═════ Task material ═════

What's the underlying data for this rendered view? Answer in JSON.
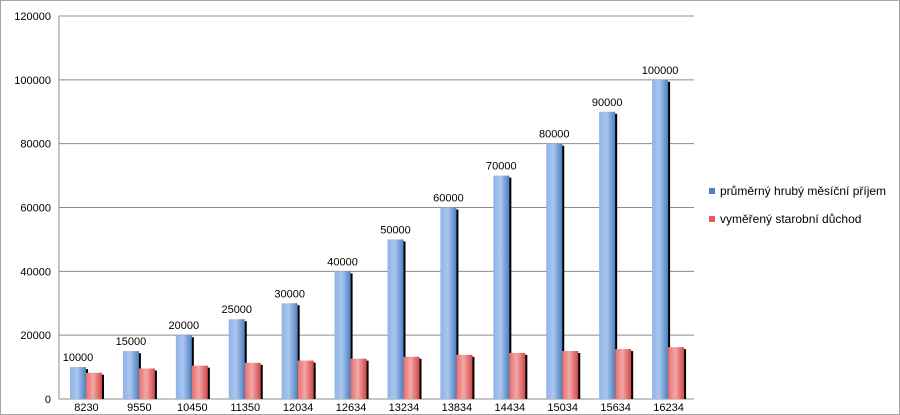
{
  "chart_data": {
    "type": "bar",
    "categories": [
      "8230",
      "9550",
      "10450",
      "11350",
      "12034",
      "12634",
      "13234",
      "13834",
      "14434",
      "15034",
      "15634",
      "16234"
    ],
    "series": [
      {
        "name": "průměrný hrubý měsíční příjem",
        "values": [
          10000,
          15000,
          20000,
          25000,
          30000,
          40000,
          50000,
          60000,
          70000,
          80000,
          90000,
          100000
        ],
        "color": "#4f81bd"
      },
      {
        "name": "vyměřený starobní důchod",
        "values": [
          8230,
          9550,
          10450,
          11350,
          12034,
          12634,
          13234,
          13834,
          14434,
          15034,
          15634,
          16234
        ],
        "color": "#e05a5a"
      }
    ],
    "data_labels_series": 0,
    "ylim": [
      0,
      120000
    ],
    "yticks": [
      0,
      20000,
      40000,
      60000,
      80000,
      100000,
      120000
    ],
    "grid": true,
    "legend": "right"
  }
}
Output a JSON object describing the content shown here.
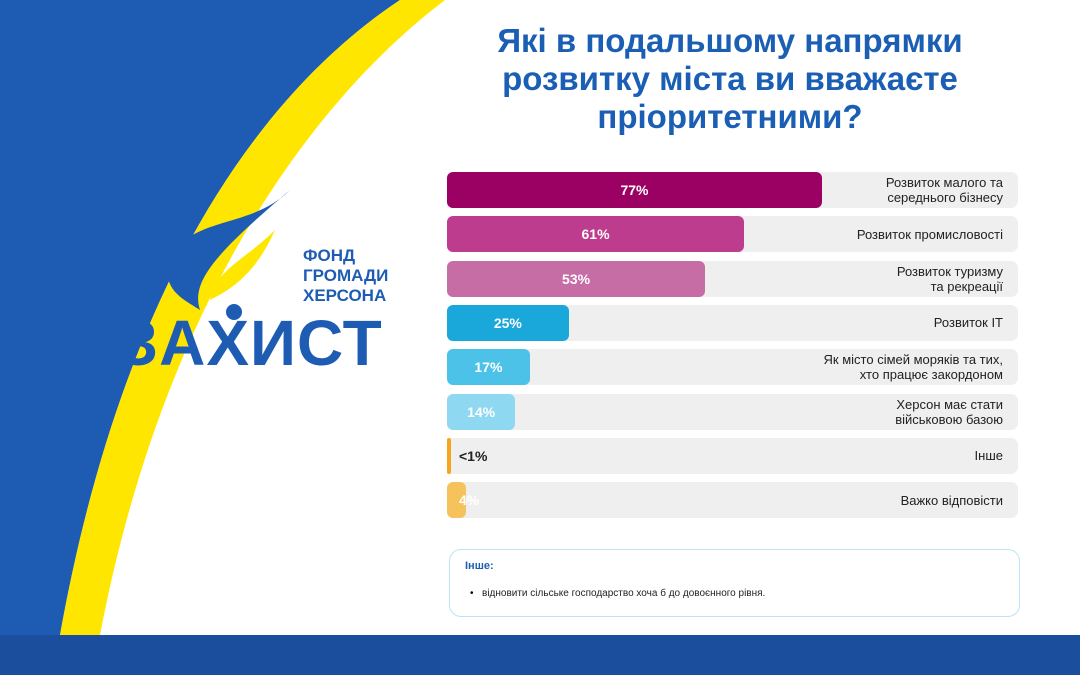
{
  "logo": {
    "lines": [
      "ФОНД",
      "ГРОМАДИ",
      "ХЕРСОНА"
    ],
    "name": "ЗАХИСТ"
  },
  "chart_data": {
    "type": "bar",
    "orientation": "horizontal",
    "title": "Які в подальшому напрямки\nрозвитку міста ви вважаєте\nпріоритетними?",
    "categories": [
      "Розвиток малого та\nсереднього бізнесу",
      "Розвиток промисловості",
      "Розвиток туризму\nта рекреації",
      "Розвиток ІТ",
      "Як місто сімей моряків та тих,\nхто працює закордоном",
      "Херсон має стати\nвійськовою базою",
      "Інше",
      "Важко відповісти"
    ],
    "values": [
      77,
      61,
      53,
      25,
      17,
      14,
      0.5,
      4
    ],
    "value_labels": [
      "77%",
      "61%",
      "53%",
      "25%",
      "17%",
      "14%",
      "<1%",
      "4%"
    ],
    "colors": [
      "#9b0063",
      "#bd3c8e",
      "#c66da6",
      "#1aa7da",
      "#4dc2e8",
      "#8fd8f1",
      "#f6a51f",
      "#f6c25c"
    ],
    "xlim": [
      0,
      100
    ]
  },
  "note": {
    "title": "Інше:",
    "items": [
      "відновити сільське господарство хоча б до довоєнного рівня."
    ]
  }
}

═════

## [Short exercise]
Go through the listing above and write it all out exactly, leaving out any picture.

## [Complete response]
What's the underlying data for this rendered view? Answer in JSON.
{
  "chart_data": {
    "type": "bar",
    "categories": [
      "8230",
      "9550",
      "10450",
      "11350",
      "12034",
      "12634",
      "13234",
      "13834",
      "14434",
      "15034",
      "15634",
      "16234"
    ],
    "series": [
      {
        "name": "průměrný hrubý měsíční příjem",
        "values": [
          10000,
          15000,
          20000,
          25000,
          30000,
          40000,
          50000,
          60000,
          70000,
          80000,
          90000,
          100000
        ],
        "color": "#4f81bd"
      },
      {
        "name": "vyměřený starobní důchod",
        "values": [
          8230,
          9550,
          10450,
          11350,
          12034,
          12634,
          13234,
          13834,
          14434,
          15034,
          15634,
          16234
        ],
        "color": "#e05a5a"
      }
    ],
    "data_labels_series": 0,
    "ylim": [
      0,
      120000
    ],
    "yticks": [
      0,
      20000,
      40000,
      60000,
      80000,
      100000,
      120000
    ],
    "grid": true,
    "legend": "right"
  }
}
Output a JSON object describing the content shown here.
{
  "logo": {
    "lines": [
      "ФОНД",
      "ГРОМАДИ",
      "ХЕРСОНА"
    ],
    "name": "ЗАХИСТ"
  },
  "chart_data": {
    "type": "bar",
    "orientation": "horizontal",
    "title": "Які в подальшому напрямки\nрозвитку міста ви вважаєте\nпріоритетними?",
    "categories": [
      "Розвиток малого та\nсереднього бізнесу",
      "Розвиток промисловості",
      "Розвиток туризму\nта рекреації",
      "Розвиток ІТ",
      "Як місто сімей моряків та тих,\nхто працює закордоном",
      "Херсон має стати\nвійськовою базою",
      "Інше",
      "Важко відповісти"
    ],
    "values": [
      77,
      61,
      53,
      25,
      17,
      14,
      0.5,
      4
    ],
    "value_labels": [
      "77%",
      "61%",
      "53%",
      "25%",
      "17%",
      "14%",
      "<1%",
      "4%"
    ],
    "colors": [
      "#9b0063",
      "#bd3c8e",
      "#c66da6",
      "#1aa7da",
      "#4dc2e8",
      "#8fd8f1",
      "#f6a51f",
      "#f6c25c"
    ],
    "xlim": [
      0,
      100
    ]
  },
  "note": {
    "title": "Інше:",
    "items": [
      "відновити сільське господарство хоча б до довоєнного рівня."
    ]
  }
}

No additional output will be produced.